Task description: Your copy should begin at the line containing "Serialize everything readable" and end at the last line of the records; transcribe those lines exactly and leave out every picture.

Records for this exercise:
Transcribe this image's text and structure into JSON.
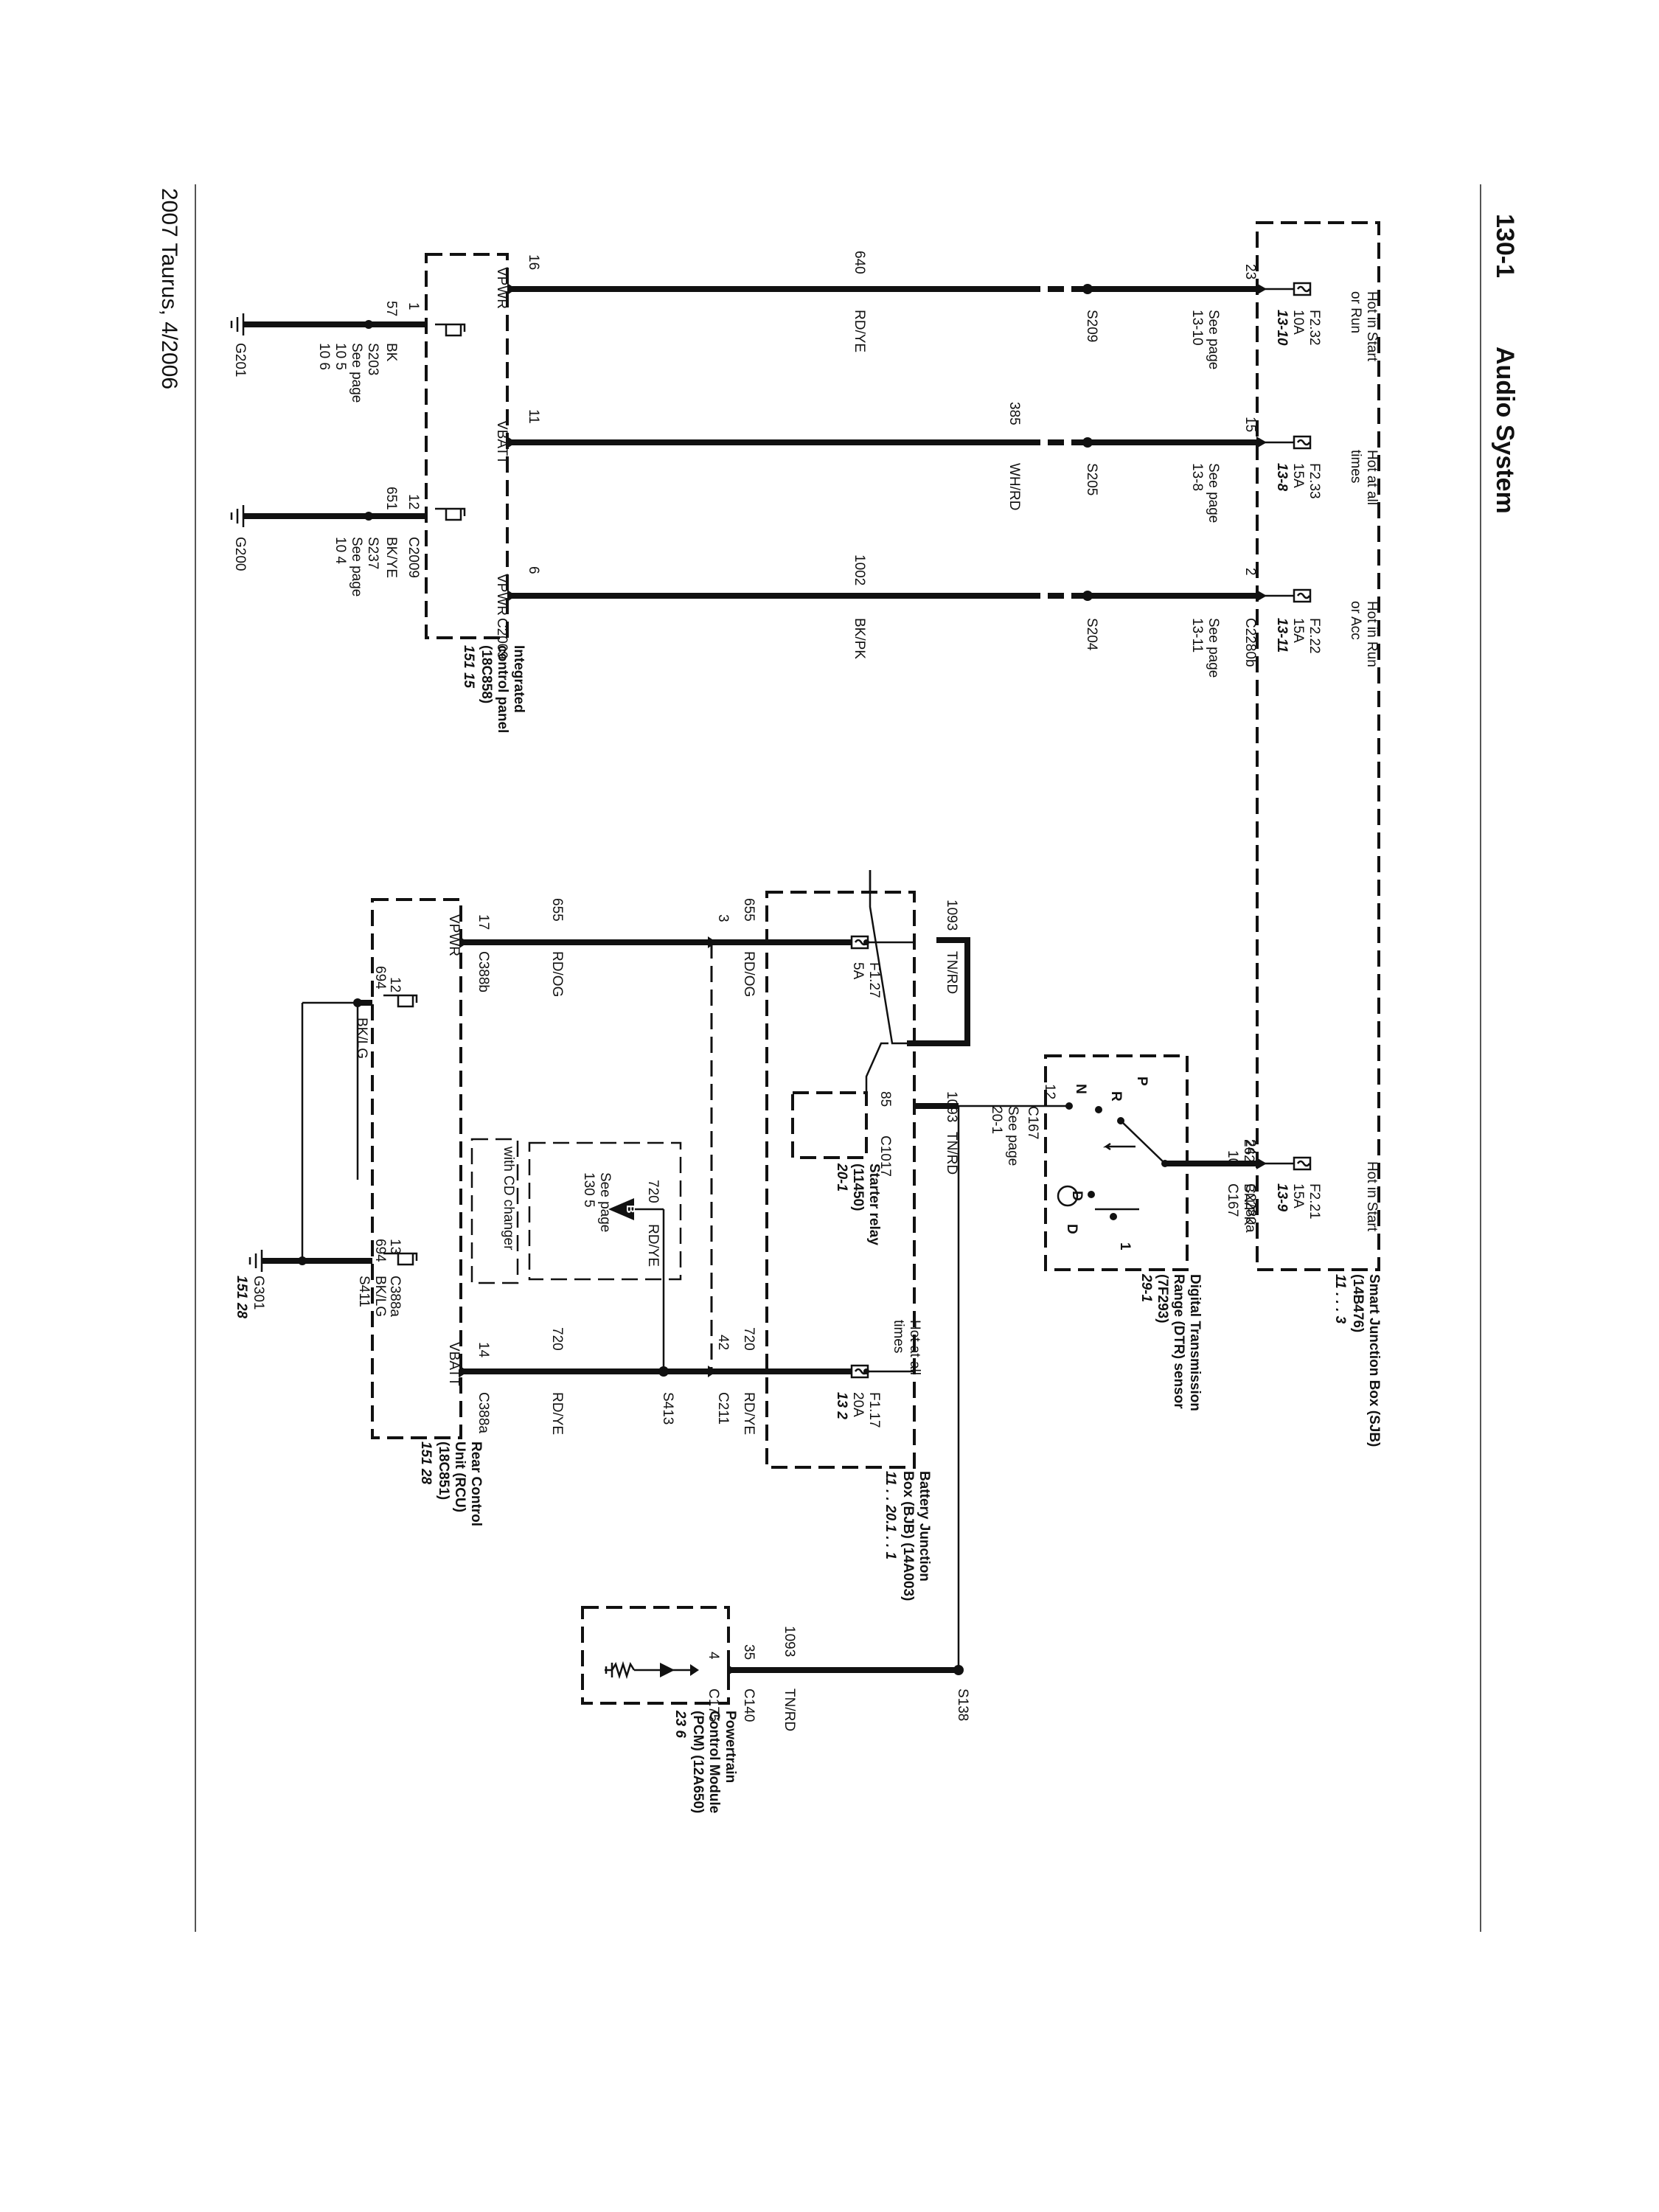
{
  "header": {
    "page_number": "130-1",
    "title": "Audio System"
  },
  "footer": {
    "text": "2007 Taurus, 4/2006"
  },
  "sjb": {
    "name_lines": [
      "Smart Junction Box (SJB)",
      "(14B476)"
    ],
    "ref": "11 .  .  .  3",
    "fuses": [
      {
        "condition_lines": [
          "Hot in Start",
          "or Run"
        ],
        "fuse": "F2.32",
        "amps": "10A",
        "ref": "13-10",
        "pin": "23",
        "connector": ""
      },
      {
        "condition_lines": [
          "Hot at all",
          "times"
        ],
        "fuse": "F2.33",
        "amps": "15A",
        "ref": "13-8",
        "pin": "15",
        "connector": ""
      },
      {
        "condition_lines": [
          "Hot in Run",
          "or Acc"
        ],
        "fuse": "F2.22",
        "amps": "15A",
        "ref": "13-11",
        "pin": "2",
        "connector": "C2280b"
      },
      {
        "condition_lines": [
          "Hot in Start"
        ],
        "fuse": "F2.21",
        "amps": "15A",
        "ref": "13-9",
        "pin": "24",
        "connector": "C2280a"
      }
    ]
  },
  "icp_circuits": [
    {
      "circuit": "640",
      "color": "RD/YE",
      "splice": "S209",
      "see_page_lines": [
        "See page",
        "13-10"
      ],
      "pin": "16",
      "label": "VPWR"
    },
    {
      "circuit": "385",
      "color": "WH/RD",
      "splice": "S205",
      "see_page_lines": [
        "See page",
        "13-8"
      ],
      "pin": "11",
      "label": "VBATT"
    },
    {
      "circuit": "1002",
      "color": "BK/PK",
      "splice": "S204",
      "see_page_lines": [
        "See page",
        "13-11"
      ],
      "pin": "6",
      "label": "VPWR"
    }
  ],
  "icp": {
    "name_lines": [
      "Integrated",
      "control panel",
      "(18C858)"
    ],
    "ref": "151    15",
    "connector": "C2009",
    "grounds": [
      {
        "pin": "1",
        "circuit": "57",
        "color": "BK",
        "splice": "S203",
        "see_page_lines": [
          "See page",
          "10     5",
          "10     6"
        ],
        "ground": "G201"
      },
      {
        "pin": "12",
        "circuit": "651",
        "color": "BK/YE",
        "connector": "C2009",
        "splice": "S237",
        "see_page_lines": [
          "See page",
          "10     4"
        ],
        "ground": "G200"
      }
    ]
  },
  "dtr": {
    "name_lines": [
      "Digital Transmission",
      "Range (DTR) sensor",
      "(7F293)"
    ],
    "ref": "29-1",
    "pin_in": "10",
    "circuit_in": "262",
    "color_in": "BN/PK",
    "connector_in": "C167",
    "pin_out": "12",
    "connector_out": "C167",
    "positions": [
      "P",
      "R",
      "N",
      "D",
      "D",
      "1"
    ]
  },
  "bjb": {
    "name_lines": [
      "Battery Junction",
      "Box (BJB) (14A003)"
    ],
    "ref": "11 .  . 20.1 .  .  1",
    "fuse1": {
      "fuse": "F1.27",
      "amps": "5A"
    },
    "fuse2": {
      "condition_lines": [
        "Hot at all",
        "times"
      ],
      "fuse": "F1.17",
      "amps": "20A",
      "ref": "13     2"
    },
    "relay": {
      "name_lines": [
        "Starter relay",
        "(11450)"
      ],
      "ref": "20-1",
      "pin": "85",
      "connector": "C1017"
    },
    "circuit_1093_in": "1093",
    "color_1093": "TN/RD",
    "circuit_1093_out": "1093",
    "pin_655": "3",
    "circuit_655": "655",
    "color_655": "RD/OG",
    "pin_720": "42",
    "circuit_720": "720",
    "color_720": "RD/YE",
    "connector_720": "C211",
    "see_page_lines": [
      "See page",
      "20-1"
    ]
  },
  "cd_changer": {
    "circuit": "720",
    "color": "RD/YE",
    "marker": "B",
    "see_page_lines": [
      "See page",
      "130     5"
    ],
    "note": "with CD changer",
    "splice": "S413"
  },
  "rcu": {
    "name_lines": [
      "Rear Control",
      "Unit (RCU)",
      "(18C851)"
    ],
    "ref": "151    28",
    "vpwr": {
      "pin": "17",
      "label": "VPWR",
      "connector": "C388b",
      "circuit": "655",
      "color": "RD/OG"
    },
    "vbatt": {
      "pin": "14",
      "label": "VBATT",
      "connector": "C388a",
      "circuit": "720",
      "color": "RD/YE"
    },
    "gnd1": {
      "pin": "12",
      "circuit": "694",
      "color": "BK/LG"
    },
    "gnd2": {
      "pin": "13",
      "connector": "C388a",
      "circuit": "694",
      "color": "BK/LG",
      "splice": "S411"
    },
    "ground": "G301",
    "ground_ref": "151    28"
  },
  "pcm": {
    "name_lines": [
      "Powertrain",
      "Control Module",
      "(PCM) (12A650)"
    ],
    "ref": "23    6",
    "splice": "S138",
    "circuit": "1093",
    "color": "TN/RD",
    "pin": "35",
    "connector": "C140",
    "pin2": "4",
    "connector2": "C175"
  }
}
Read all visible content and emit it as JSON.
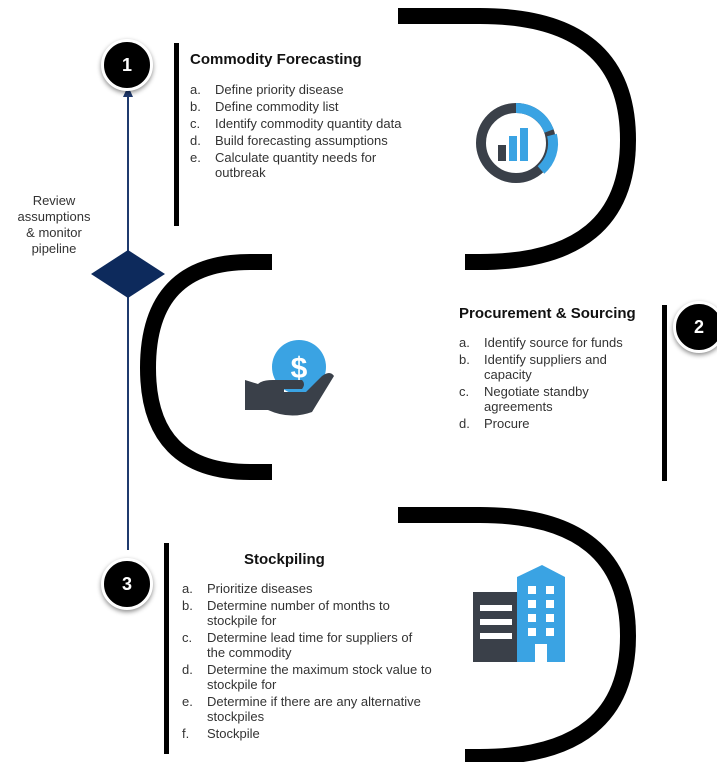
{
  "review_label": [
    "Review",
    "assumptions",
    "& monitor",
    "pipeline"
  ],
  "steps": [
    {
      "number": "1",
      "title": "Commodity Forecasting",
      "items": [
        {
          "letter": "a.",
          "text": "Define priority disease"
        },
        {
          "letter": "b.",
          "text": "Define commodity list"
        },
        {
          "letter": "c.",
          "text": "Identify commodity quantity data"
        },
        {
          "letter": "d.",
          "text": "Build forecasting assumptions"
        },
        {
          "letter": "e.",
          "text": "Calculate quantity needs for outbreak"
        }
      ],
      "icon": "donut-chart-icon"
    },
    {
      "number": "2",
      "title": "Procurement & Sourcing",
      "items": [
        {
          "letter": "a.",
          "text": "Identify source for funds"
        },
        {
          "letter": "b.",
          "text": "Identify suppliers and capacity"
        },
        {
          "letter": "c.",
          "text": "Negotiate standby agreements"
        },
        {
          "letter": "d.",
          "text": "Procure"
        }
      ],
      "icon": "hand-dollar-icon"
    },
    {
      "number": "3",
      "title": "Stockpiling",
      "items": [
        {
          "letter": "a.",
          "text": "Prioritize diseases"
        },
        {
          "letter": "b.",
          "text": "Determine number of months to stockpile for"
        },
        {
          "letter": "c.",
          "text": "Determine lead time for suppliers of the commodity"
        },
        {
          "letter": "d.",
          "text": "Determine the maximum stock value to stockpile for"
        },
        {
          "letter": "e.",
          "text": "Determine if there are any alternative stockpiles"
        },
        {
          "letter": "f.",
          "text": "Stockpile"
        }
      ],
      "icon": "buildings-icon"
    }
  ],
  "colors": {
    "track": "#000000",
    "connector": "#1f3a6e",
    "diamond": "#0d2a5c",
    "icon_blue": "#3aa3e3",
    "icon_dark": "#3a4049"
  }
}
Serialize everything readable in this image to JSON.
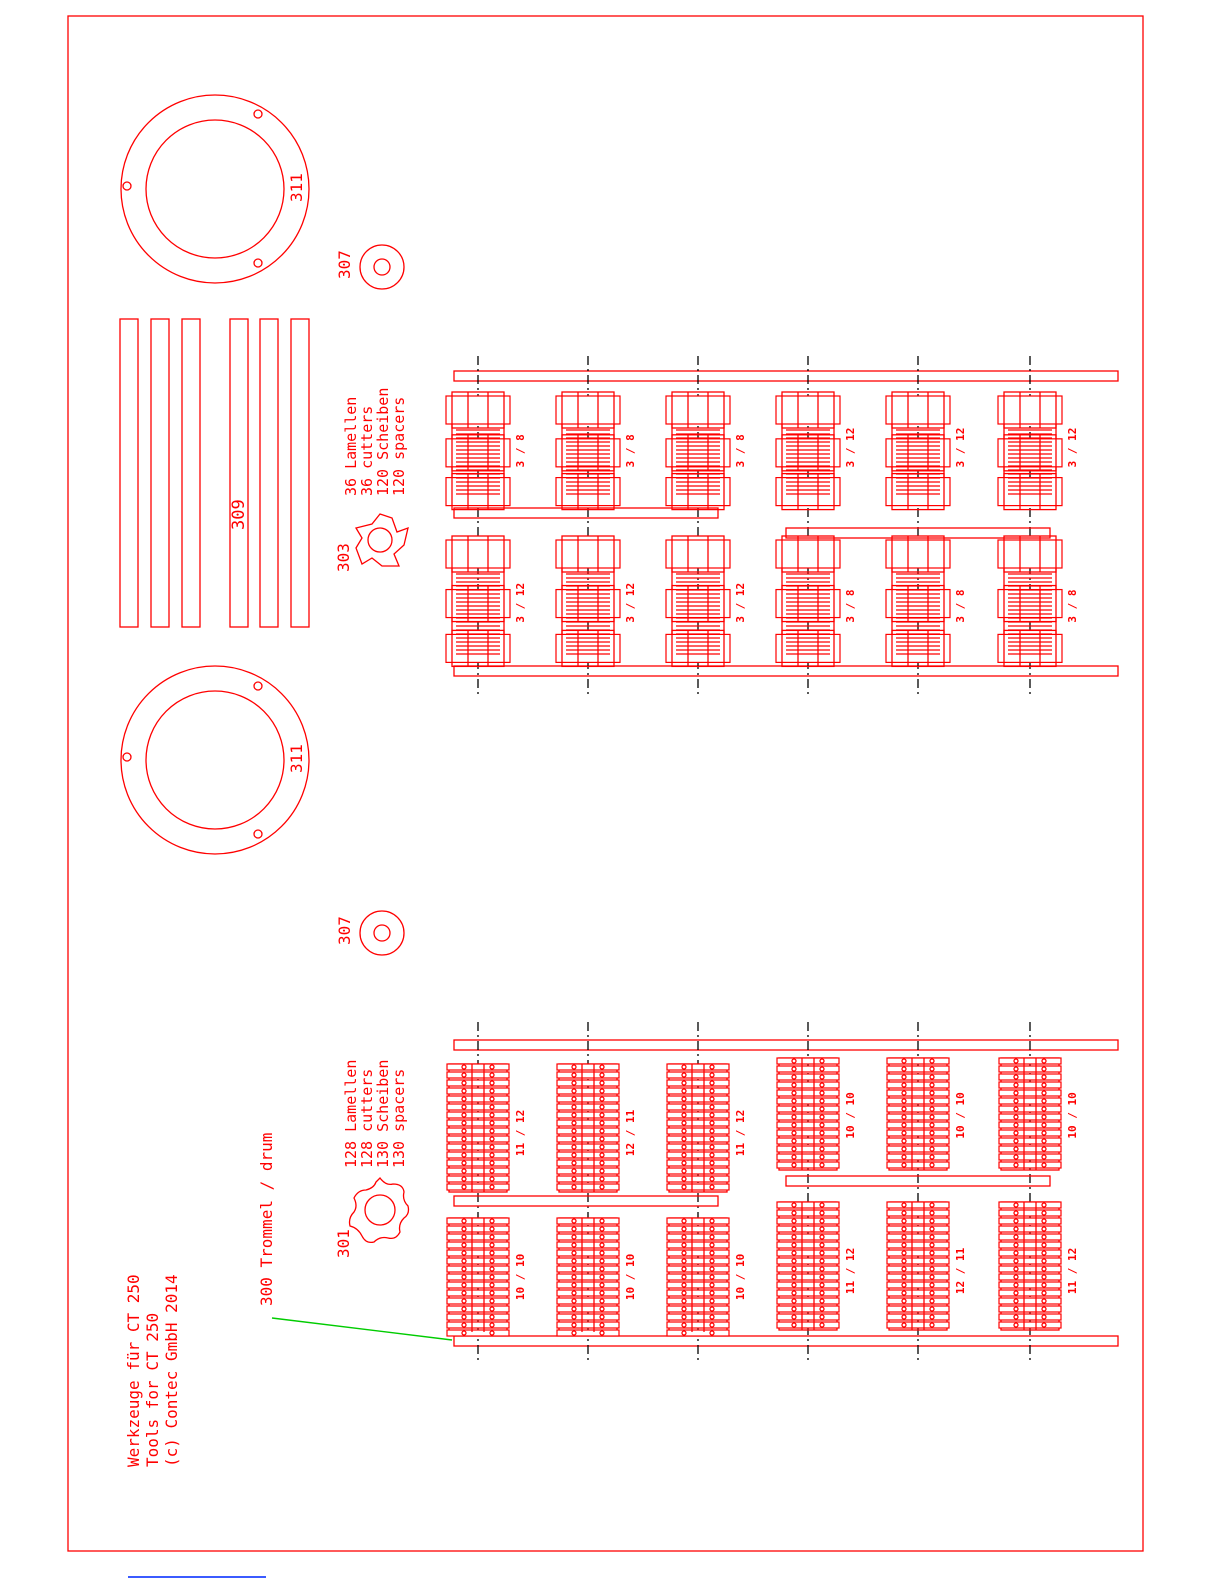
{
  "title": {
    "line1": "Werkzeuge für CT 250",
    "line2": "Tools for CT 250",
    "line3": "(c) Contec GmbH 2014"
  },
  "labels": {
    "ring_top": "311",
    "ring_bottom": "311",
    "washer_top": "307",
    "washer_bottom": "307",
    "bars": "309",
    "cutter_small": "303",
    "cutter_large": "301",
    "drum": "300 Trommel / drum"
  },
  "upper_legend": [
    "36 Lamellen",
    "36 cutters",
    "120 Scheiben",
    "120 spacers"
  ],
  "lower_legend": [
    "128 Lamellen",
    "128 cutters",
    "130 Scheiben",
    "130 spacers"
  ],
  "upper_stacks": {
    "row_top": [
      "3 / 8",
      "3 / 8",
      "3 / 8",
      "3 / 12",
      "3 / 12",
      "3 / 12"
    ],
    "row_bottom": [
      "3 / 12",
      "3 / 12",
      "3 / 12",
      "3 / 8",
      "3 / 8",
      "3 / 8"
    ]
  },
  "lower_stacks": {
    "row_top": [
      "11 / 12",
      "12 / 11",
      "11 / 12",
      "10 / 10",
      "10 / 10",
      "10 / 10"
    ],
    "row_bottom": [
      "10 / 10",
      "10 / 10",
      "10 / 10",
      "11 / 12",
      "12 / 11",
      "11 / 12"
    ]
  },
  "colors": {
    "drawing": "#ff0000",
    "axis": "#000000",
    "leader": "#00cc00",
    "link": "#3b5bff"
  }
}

Task solution:
Serialize everything readable in this image to JSON.
{
  "title": {
    "line1": "Werkzeuge für CT 250",
    "line2": "Tools for CT 250",
    "line3": "(c) Contec GmbH 2014"
  },
  "labels": {
    "ring_top": "311",
    "ring_bottom": "311",
    "washer_top": "307",
    "washer_bottom": "307",
    "bars": "309",
    "cutter_small": "303",
    "cutter_large": "301",
    "drum": "300 Trommel / drum"
  },
  "upper_legend": [
    "36 Lamellen",
    "36 cutters",
    "120 Scheiben",
    "120 spacers"
  ],
  "lower_legend": [
    "128 Lamellen",
    "128 cutters",
    "130 Scheiben",
    "130 spacers"
  ],
  "upper_stacks": {
    "row_top": [
      "3 / 8",
      "3 / 8",
      "3 / 8",
      "3 / 12",
      "3 / 12",
      "3 / 12"
    ],
    "row_bottom": [
      "3 / 12",
      "3 / 12",
      "3 / 12",
      "3 / 8",
      "3 / 8",
      "3 / 8"
    ]
  },
  "lower_stacks": {
    "row_top": [
      "11 / 12",
      "12 / 11",
      "11 / 12",
      "10 / 10",
      "10 / 10",
      "10 / 10"
    ],
    "row_bottom": [
      "10 / 10",
      "10 / 10",
      "10 / 10",
      "11 / 12",
      "12 / 11",
      "11 / 12"
    ]
  },
  "colors": {
    "drawing": "#ff0000",
    "axis": "#000000",
    "leader": "#00cc00",
    "link": "#3b5bff"
  }
}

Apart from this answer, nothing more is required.